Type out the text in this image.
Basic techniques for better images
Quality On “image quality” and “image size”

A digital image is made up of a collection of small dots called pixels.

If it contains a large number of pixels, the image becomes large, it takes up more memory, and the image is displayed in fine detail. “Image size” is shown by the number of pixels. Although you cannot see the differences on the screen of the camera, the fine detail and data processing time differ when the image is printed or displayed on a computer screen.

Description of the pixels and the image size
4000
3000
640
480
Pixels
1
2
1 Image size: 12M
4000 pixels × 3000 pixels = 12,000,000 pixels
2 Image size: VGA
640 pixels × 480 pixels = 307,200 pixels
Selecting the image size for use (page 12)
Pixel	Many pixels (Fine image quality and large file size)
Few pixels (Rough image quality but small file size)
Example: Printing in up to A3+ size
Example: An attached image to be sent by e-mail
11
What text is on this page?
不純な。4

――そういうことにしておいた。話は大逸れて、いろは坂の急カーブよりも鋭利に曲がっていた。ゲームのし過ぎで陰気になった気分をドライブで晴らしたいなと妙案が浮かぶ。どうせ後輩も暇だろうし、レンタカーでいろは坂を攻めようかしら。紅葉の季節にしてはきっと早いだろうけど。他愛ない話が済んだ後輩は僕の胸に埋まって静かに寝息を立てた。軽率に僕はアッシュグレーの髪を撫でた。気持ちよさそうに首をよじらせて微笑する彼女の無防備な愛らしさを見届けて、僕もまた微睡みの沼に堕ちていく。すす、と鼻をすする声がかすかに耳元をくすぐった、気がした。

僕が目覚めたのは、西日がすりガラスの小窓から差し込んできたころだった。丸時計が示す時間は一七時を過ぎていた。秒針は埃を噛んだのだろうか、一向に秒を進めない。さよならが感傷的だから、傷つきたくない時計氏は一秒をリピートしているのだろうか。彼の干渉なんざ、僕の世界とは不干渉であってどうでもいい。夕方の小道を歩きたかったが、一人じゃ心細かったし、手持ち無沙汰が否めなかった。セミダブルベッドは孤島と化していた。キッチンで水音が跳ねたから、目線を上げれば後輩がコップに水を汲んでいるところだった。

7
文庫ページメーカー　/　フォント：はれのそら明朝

__________________________________________________

| EXERCISE GOAL |
Pick out and copy every line that contains the word "this".

| TASK SOLUTION |
Type out the text in this image.
What text is on this page?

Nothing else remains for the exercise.